Short problem:
Write out all of the lines below, exactly and completely.

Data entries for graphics
-- Begin --

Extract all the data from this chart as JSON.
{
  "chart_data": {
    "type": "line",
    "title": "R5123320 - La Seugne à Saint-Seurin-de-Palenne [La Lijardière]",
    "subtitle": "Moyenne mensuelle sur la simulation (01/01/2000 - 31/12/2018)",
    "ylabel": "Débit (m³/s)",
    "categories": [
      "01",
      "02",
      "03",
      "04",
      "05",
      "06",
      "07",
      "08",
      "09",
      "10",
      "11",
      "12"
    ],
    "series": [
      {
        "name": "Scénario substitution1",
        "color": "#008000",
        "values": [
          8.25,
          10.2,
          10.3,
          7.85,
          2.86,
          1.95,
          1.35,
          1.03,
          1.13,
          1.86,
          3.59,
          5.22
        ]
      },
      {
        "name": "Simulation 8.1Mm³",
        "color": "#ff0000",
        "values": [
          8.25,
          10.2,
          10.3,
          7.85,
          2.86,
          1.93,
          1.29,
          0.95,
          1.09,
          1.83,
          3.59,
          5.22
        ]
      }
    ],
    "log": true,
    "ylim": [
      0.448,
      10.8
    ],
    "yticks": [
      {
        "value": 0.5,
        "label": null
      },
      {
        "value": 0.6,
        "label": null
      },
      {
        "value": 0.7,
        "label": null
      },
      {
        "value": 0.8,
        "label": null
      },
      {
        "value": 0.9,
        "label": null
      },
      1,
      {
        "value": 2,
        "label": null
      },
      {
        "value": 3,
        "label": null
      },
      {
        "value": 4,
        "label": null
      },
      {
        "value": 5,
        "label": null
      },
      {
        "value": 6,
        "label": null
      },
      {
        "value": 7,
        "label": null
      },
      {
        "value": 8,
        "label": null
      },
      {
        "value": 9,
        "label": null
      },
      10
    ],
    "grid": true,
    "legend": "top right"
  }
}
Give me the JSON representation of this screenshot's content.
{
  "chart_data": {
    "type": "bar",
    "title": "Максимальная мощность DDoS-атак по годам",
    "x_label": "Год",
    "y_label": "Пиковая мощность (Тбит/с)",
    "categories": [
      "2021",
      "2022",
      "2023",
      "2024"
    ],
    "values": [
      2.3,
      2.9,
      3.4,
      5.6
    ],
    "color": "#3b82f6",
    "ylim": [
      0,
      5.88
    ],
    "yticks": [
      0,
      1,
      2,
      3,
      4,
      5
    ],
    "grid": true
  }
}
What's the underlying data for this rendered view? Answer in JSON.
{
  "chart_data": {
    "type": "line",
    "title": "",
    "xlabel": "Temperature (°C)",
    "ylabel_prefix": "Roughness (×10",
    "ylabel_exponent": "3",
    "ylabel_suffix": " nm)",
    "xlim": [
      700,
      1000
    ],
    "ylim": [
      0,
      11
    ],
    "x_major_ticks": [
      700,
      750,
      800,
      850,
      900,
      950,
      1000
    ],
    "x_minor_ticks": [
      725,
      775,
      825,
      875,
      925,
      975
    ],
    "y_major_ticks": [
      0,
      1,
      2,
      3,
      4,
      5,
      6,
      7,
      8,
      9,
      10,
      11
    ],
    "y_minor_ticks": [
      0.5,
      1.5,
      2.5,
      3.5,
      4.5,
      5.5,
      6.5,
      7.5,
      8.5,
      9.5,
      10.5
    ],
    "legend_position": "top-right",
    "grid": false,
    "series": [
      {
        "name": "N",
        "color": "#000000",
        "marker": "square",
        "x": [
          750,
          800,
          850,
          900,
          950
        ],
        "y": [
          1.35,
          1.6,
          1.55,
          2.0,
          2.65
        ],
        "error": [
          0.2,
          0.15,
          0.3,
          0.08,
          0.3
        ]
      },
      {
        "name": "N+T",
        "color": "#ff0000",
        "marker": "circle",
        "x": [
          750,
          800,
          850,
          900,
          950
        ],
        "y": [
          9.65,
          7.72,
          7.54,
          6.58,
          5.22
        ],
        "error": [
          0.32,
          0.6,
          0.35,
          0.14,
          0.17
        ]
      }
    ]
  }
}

-- End --

Full output:
Extract all the data from this chart as JSON.
{
  "chart_data": {
    "type": "line",
    "title": "R5123320 - La Seugne à Saint-Seurin-de-Palenne [La Lijardière]",
    "subtitle": "Moyenne mensuelle sur la simulation (01/01/2000 - 31/12/2018)",
    "ylabel": "Débit (m³/s)",
    "categories": [
      "01",
      "02",
      "03",
      "04",
      "05",
      "06",
      "07",
      "08",
      "09",
      "10",
      "11",
      "12"
    ],
    "series": [
      {
        "name": "Scénario substitution1",
        "color": "#008000",
        "values": [
          8.25,
          10.2,
          10.3,
          7.85,
          2.86,
          1.95,
          1.35,
          1.03,
          1.13,
          1.86,
          3.59,
          5.22
        ]
      },
      {
        "name": "Simulation 8.1Mm³",
        "color": "#ff0000",
        "values": [
          8.25,
          10.2,
          10.3,
          7.85,
          2.86,
          1.93,
          1.29,
          0.95,
          1.09,
          1.83,
          3.59,
          5.22
        ]
      }
    ],
    "log": true,
    "ylim": [
      0.448,
      10.8
    ],
    "yticks": [
      {
        "value": 0.5,
        "label": null
      },
      {
        "value": 0.6,
        "label": null
      },
      {
        "value": 0.7,
        "label": null
      },
      {
        "value": 0.8,
        "label": null
      },
      {
        "value": 0.9,
        "label": null
      },
      1,
      {
        "value": 2,
        "label": null
      },
      {
        "value": 3,
        "label": null
      },
      {
        "value": 4,
        "label": null
      },
      {
        "value": 5,
        "label": null
      },
      {
        "value": 6,
        "label": null
      },
      {
        "value": 7,
        "label": null
      },
      {
        "value": 8,
        "label": null
      },
      {
        "value": 9,
        "label": null
      },
      10
    ],
    "grid": true,
    "legend": "top right"
  }
}
Give me the JSON representation of this screenshot's content.
{
  "chart_data": {
    "type": "bar",
    "title": "Максимальная мощность DDoS-атак по годам",
    "x_label": "Год",
    "y_label": "Пиковая мощность (Тбит/с)",
    "categories": [
      "2021",
      "2022",
      "2023",
      "2024"
    ],
    "values": [
      2.3,
      2.9,
      3.4,
      5.6
    ],
    "color": "#3b82f6",
    "ylim": [
      0,
      5.88
    ],
    "yticks": [
      0,
      1,
      2,
      3,
      4,
      5
    ],
    "grid": true
  }
}
What's the underlying data for this rendered view? Answer in JSON.
{
  "chart_data": {
    "type": "line",
    "title": "",
    "xlabel": "Temperature (°C)",
    "ylabel_prefix": "Roughness (×10",
    "ylabel_exponent": "3",
    "ylabel_suffix": " nm)",
    "xlim": [
      700,
      1000
    ],
    "ylim": [
      0,
      11
    ],
    "x_major_ticks": [
      700,
      750,
      800,
      850,
      900,
      950,
      1000
    ],
    "x_minor_ticks": [
      725,
      775,
      825,
      875,
      925,
      975
    ],
    "y_major_ticks": [
      0,
      1,
      2,
      3,
      4,
      5,
      6,
      7,
      8,
      9,
      10,
      11
    ],
    "y_minor_ticks": [
      0.5,
      1.5,
      2.5,
      3.5,
      4.5,
      5.5,
      6.5,
      7.5,
      8.5,
      9.5,
      10.5
    ],
    "legend_position": "top-right",
    "grid": false,
    "series": [
      {
        "name": "N",
        "color": "#000000",
        "marker": "square",
        "x": [
          750,
          800,
          850,
          900,
          950
        ],
        "y": [
          1.35,
          1.6,
          1.55,
          2.0,
          2.65
        ],
        "error": [
          0.2,
          0.15,
          0.3,
          0.08,
          0.3
        ]
      },
      {
        "name": "N+T",
        "color": "#ff0000",
        "marker": "circle",
        "x": [
          750,
          800,
          850,
          900,
          950
        ],
        "y": [
          9.65,
          7.72,
          7.54,
          6.58,
          5.22
        ],
        "error": [
          0.32,
          0.6,
          0.35,
          0.14,
          0.17
        ]
      }
    ]
  }
}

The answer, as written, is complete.